(Data entries)
-- BEGIN --

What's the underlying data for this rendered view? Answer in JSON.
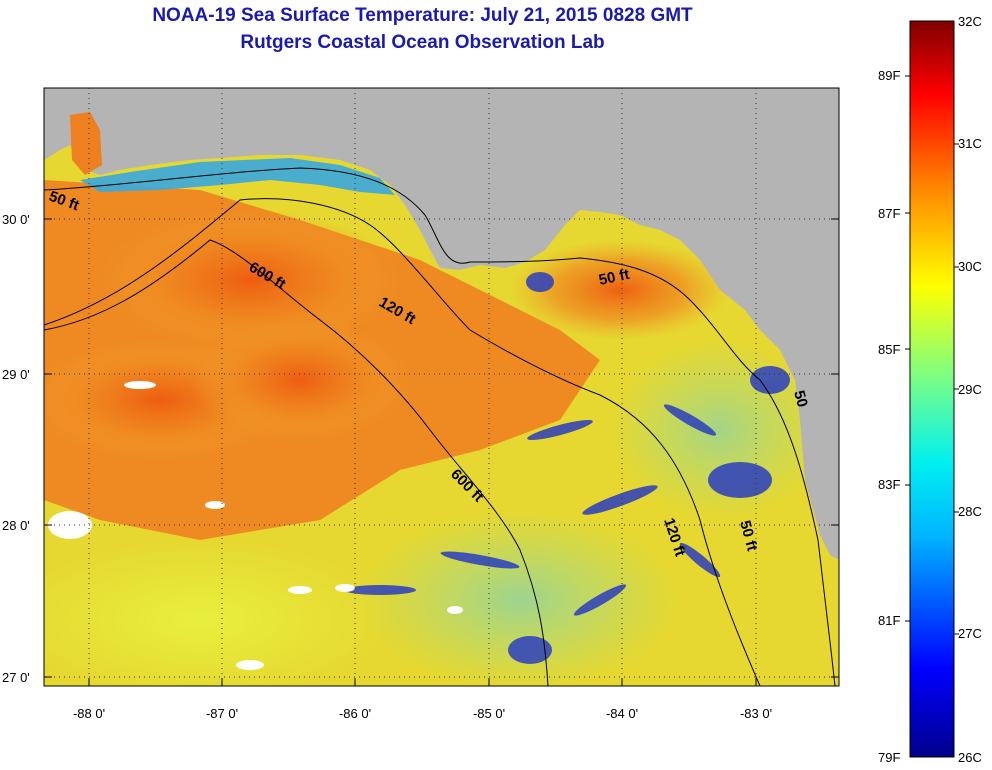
{
  "header": {
    "title_line1": "NOAA-19 Sea Surface Temperature:  July 21, 2015 0828 GMT",
    "title_line2": "Rutgers Coastal Ocean Observation Lab"
  },
  "map": {
    "lat_labels": [
      "30 0'",
      "29 0'",
      "28 0'",
      "27 0'"
    ],
    "lon_labels": [
      "-88 0'",
      "-87 0'",
      "-86 0'",
      "-85 0'",
      "-84 0'",
      "-83 0'"
    ],
    "contour_labels": [
      "50 ft",
      "600 ft",
      "120 ft",
      "50 ft",
      "600 ft",
      "120 ft",
      "50 ft",
      "50"
    ],
    "colors": {
      "land": "#b4b4b4",
      "warm": "#f07a18",
      "mid": "#e8e030",
      "cool": "#2a48c8"
    }
  },
  "colorbar": {
    "fahrenheit_labels": [
      "89F",
      "87F",
      "85F",
      "83F",
      "81F",
      "79F"
    ],
    "celsius_labels": [
      "32C",
      "31C",
      "30C",
      "29C",
      "28C",
      "27C",
      "26C"
    ]
  }
}
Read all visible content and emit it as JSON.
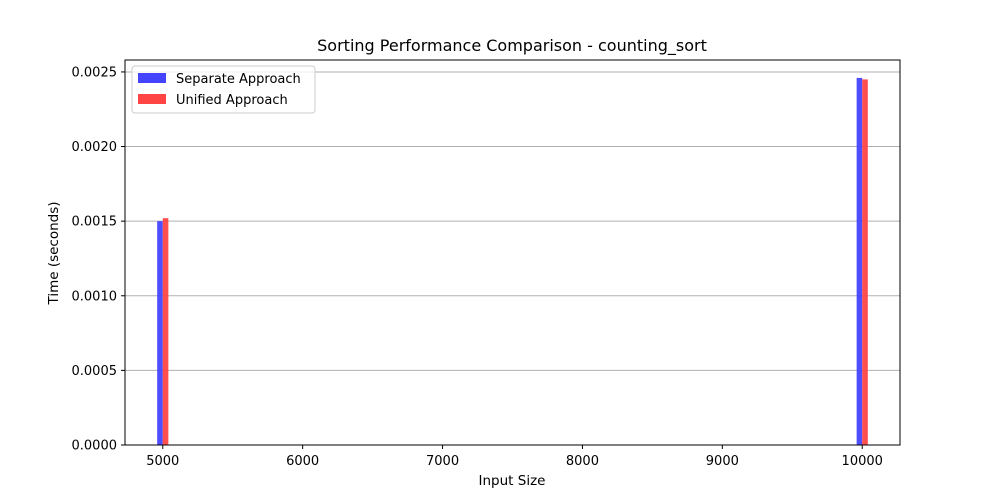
{
  "chart_data": {
    "type": "bar",
    "title": "Sorting Performance Comparison - counting_sort",
    "xlabel": "Input Size",
    "ylabel": "Time (seconds)",
    "x": [
      5000,
      10000
    ],
    "series": [
      {
        "name": "Separate Approach",
        "values": [
          0.0015,
          0.00246
        ],
        "color": "#4444ff"
      },
      {
        "name": "Unified Approach",
        "values": [
          0.00152,
          0.00245
        ],
        "color": "#ff4444"
      }
    ],
    "xlim": [
      4730,
      10270
    ],
    "ylim": [
      0,
      0.00258
    ],
    "xticks": [
      5000,
      6000,
      7000,
      8000,
      9000,
      10000
    ],
    "xtick_labels": [
      "5000",
      "6000",
      "7000",
      "8000",
      "9000",
      "10000"
    ],
    "yticks": [
      0,
      0.0005,
      0.001,
      0.0015,
      0.002,
      0.0025
    ],
    "ytick_labels": [
      "0.0000",
      "0.0005",
      "0.0010",
      "0.0015",
      "0.0020",
      "0.0025"
    ],
    "grid": "horizontal",
    "legend_position": "upper-left"
  }
}
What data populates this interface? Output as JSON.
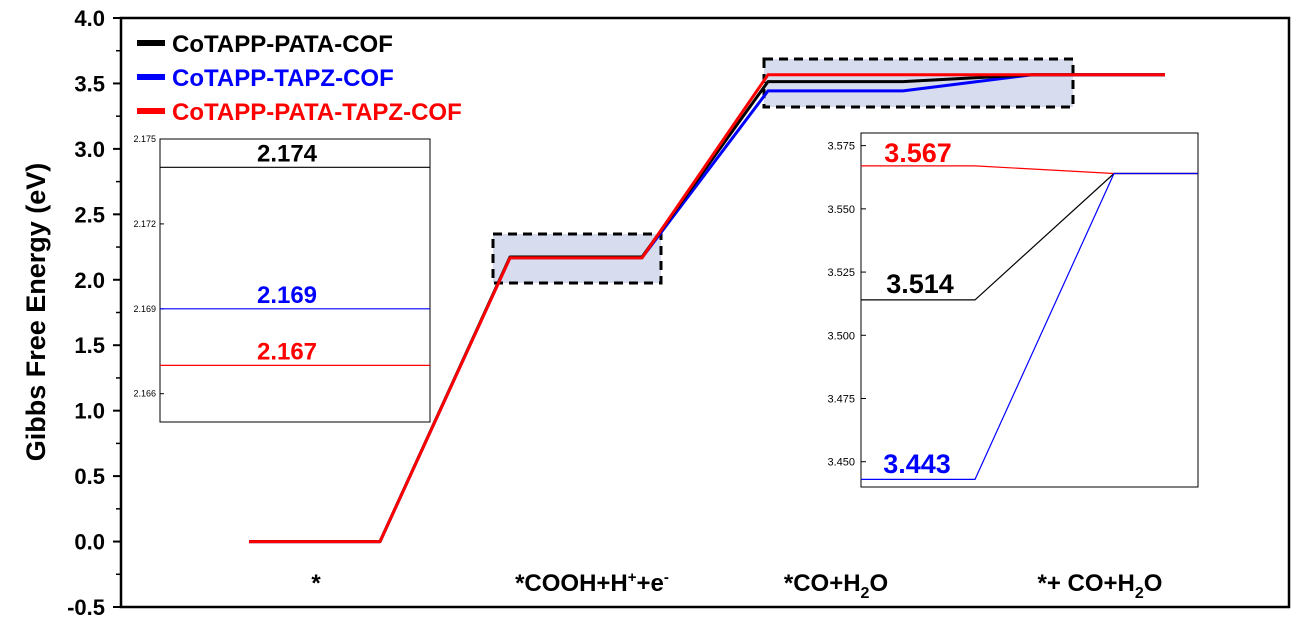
{
  "chart_data": {
    "type": "line",
    "ylabel": "Gibbs Free Energy (eV)",
    "ylim": [
      -0.5,
      4.0
    ],
    "yticks": [
      "4.0",
      "3.5",
      "3.0",
      "2.5",
      "2.0",
      "1.5",
      "1.0",
      "0.5",
      "0.0",
      "-0.5"
    ],
    "categories": [
      {
        "text": "*",
        "sub": "",
        "tail": ""
      },
      {
        "text": "*COOH+H",
        "sup": "+",
        "tail": "+e",
        "sup2": "-"
      },
      {
        "text": "*CO+H",
        "sub": "2",
        "tail": "O"
      },
      {
        "text": "*+ CO+H",
        "sub": "2",
        "tail": "O"
      }
    ],
    "series": [
      {
        "name": "CoTAPP-PATA-COF",
        "color": "#000000",
        "values": [
          0.0,
          2.174,
          3.514,
          3.567
        ]
      },
      {
        "name": "CoTAPP-TAPZ-COF",
        "color": "#0000ff",
        "values": [
          0.0,
          2.169,
          3.443,
          3.567
        ]
      },
      {
        "name": "CoTAPP-PATA-TAPZ-COF",
        "color": "#ff0000",
        "values": [
          0.0,
          2.167,
          3.567,
          3.567
        ]
      }
    ],
    "legend_position": "top-left",
    "insets": [
      {
        "ylim": [
          2.165,
          2.175
        ],
        "yticks": [
          "2.175",
          "2.172",
          "2.169",
          "2.166"
        ],
        "labels": [
          {
            "text": "2.174",
            "color": "#000000",
            "value": 2.174
          },
          {
            "text": "2.169",
            "color": "#0000ff",
            "value": 2.169
          },
          {
            "text": "2.167",
            "color": "#ff0000",
            "value": 2.167
          }
        ]
      },
      {
        "ylim": [
          3.44,
          3.58
        ],
        "yticks": [
          "3.575",
          "3.550",
          "3.525",
          "3.500",
          "3.475",
          "3.450"
        ],
        "labels": [
          {
            "text": "3.567",
            "color": "#ff0000",
            "value": 3.567
          },
          {
            "text": "3.514",
            "color": "#000000",
            "value": 3.514
          },
          {
            "text": "3.443",
            "color": "#0000ff",
            "value": 3.443
          }
        ]
      }
    ]
  }
}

-- END --

■ Your task: Find all the lines containing "CoTAPP" in the material, then copy them.

■ Exercise answer:
        "name": "CoTAPP-PATA-COF",
        "name": "CoTAPP-TAPZ-COF",
        "name": "CoTAPP-PATA-TAPZ-COF",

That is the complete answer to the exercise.